> **REQUIREMENT**: Check each line for the string "this", then give only how many lines have it.

───── DATASET ─────

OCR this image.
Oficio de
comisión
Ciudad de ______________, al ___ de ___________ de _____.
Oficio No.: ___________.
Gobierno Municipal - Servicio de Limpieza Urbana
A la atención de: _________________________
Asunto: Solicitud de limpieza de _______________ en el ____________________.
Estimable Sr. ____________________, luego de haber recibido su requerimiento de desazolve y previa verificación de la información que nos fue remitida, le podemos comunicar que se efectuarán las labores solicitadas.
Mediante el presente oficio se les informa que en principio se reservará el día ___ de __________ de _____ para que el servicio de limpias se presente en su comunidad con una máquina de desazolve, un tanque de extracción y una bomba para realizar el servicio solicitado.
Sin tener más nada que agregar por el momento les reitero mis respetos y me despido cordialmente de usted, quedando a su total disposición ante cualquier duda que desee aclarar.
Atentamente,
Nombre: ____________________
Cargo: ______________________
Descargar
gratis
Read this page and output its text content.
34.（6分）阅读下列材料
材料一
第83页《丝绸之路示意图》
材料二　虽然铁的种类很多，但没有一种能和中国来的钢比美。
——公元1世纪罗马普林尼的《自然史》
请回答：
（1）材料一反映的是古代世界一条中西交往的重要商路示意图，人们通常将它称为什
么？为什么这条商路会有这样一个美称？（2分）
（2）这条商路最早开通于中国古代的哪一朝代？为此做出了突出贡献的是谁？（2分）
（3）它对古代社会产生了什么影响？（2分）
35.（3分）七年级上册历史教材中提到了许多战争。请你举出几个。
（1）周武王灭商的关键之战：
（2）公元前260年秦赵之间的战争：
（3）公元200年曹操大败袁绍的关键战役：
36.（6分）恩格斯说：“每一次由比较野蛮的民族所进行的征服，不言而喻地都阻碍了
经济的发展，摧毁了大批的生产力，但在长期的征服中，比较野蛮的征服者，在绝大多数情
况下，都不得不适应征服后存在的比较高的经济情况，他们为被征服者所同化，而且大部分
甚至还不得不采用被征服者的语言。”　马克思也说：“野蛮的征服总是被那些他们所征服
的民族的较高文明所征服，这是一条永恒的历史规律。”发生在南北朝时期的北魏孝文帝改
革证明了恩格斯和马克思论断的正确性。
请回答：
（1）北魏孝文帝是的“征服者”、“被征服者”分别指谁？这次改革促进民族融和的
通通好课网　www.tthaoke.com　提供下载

─────

> **RESULT**: 2